▶ Your task: In the data below, find every line with the string "Iceberg" and pull it out.

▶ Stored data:
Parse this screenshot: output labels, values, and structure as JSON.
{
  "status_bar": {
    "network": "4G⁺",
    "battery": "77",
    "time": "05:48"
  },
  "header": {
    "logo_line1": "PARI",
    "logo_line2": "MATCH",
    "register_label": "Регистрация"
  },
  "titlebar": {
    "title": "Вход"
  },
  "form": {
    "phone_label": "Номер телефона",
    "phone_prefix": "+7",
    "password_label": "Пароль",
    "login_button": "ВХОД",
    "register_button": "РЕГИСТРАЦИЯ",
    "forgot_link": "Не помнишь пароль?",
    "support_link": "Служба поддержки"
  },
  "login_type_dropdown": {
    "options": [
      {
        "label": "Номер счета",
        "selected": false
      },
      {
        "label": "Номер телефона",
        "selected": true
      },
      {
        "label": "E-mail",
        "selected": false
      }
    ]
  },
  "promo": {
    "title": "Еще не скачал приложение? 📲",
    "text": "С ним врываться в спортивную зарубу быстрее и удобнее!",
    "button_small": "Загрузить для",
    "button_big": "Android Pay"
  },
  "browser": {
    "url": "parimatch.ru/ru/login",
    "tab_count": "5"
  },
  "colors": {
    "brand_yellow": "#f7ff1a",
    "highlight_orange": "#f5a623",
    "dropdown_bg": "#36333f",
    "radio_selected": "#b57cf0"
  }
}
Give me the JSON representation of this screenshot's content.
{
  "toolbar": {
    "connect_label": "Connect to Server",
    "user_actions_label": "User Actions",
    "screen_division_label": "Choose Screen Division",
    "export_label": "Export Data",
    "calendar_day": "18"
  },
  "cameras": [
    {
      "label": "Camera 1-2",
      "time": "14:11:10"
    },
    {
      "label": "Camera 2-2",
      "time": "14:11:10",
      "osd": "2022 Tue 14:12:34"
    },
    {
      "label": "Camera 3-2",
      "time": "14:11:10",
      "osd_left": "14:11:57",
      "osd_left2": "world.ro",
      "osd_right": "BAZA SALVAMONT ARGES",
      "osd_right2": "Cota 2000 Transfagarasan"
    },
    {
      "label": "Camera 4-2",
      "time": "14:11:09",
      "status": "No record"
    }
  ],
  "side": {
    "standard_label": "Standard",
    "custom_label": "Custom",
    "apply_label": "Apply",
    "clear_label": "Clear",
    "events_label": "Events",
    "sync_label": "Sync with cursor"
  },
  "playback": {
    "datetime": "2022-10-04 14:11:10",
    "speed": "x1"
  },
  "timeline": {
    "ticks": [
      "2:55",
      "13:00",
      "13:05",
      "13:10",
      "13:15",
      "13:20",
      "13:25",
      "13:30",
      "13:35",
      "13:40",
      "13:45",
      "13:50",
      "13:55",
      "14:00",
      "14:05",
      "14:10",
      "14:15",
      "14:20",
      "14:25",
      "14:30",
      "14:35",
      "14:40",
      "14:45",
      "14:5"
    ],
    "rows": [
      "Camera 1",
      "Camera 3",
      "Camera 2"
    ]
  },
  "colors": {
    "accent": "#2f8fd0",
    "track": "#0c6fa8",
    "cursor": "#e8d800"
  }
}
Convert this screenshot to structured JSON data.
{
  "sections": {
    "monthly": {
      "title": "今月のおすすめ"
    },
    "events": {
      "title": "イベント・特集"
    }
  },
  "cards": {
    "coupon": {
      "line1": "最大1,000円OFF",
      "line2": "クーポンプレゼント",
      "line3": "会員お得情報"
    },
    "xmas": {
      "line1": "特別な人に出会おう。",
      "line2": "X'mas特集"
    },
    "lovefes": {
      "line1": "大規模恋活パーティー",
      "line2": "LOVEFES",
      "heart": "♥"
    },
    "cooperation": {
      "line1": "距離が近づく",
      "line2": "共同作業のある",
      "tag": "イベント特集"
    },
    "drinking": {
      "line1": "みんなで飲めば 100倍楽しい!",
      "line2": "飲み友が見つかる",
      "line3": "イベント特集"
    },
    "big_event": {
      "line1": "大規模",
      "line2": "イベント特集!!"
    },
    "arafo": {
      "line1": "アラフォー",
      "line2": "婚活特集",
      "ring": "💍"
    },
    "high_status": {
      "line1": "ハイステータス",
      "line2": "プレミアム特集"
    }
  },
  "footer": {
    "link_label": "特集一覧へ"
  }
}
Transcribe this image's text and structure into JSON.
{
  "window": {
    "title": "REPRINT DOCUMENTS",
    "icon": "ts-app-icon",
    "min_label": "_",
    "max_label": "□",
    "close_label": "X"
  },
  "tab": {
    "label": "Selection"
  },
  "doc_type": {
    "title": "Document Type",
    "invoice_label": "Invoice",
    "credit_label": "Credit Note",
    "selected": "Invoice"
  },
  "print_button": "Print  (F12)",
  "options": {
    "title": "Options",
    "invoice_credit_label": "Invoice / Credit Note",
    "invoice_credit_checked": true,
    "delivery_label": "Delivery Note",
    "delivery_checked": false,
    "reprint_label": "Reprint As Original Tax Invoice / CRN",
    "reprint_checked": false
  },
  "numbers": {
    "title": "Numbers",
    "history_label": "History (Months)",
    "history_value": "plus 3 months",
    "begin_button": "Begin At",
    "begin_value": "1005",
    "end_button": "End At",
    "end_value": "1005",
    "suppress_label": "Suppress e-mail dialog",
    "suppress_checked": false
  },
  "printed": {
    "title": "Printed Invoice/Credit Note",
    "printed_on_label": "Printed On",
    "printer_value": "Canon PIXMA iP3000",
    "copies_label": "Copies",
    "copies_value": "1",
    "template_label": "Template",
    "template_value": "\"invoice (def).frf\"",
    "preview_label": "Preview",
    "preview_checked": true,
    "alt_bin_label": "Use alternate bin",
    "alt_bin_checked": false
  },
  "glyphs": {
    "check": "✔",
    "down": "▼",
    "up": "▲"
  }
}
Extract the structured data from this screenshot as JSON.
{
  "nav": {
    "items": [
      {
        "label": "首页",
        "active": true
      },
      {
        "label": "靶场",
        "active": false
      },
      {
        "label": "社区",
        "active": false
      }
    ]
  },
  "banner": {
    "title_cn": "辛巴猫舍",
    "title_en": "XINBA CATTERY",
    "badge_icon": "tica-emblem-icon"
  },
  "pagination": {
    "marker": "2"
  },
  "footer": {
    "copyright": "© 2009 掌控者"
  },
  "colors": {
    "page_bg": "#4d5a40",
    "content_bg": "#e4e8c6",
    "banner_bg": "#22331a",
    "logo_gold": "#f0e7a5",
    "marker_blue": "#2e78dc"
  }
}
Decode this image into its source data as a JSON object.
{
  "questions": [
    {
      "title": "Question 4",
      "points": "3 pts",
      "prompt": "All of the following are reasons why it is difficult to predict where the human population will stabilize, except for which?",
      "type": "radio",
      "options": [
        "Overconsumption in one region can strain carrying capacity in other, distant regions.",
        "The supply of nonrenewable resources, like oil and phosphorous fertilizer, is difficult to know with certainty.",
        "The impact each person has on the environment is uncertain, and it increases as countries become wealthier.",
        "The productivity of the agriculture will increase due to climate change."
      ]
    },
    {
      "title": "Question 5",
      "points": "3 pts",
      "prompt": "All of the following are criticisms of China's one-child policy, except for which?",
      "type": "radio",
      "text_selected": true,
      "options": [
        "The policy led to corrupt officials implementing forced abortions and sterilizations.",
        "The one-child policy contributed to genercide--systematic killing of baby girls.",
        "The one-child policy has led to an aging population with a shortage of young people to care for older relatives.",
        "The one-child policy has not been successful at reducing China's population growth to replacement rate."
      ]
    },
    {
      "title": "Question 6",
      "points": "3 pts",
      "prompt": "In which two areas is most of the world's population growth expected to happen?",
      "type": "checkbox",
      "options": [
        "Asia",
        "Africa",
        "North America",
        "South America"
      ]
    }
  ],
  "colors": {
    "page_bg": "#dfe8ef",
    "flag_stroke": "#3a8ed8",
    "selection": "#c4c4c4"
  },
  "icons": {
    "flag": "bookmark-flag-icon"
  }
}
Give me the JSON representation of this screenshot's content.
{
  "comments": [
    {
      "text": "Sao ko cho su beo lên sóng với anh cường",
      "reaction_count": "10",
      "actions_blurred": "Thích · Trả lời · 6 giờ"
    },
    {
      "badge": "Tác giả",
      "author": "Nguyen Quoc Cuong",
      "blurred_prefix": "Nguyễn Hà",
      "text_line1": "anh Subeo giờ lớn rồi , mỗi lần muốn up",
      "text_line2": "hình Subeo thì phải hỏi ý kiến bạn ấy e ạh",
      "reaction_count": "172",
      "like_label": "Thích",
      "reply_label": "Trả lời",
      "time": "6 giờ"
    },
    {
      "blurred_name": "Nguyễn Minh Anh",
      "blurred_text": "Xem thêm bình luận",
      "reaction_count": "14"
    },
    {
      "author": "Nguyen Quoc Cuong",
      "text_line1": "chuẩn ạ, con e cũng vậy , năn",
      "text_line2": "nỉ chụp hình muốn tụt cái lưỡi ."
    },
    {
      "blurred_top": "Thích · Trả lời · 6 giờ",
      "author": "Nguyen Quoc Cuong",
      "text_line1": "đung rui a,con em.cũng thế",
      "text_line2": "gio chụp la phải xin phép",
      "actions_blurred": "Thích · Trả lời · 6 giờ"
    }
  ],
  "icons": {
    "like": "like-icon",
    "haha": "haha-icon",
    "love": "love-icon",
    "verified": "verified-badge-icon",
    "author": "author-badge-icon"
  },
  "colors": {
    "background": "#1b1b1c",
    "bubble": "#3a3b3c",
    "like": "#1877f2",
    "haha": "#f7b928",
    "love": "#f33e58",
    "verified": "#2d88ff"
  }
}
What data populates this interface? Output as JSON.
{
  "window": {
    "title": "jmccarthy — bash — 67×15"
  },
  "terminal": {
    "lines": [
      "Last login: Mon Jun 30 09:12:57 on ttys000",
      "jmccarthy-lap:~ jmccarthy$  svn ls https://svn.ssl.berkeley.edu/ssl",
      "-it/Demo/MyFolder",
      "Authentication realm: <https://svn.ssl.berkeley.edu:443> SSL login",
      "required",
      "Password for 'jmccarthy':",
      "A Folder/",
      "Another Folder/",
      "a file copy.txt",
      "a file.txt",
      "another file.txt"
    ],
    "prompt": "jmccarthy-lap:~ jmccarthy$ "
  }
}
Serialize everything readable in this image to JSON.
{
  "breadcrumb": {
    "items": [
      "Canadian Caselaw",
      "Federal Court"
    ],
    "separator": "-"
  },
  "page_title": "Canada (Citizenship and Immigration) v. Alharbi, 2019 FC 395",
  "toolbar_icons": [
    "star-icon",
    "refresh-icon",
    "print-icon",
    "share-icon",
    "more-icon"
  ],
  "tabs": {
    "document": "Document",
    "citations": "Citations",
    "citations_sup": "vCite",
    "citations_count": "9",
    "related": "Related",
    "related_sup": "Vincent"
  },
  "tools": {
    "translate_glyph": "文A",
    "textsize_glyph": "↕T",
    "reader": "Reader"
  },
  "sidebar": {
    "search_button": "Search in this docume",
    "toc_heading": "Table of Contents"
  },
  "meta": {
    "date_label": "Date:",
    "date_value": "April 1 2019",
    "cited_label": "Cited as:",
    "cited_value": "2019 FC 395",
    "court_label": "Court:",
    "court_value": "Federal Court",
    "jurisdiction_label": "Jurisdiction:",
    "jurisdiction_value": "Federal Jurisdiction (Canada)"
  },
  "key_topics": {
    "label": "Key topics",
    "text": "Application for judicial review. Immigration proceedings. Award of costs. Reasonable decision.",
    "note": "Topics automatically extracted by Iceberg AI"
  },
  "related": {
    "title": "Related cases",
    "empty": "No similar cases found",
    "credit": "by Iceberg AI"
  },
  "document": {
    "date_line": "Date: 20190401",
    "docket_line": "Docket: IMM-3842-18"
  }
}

▶ Task response:
    "note": "Topics automatically extracted by Iceberg AI"
    "credit": "by Iceberg AI"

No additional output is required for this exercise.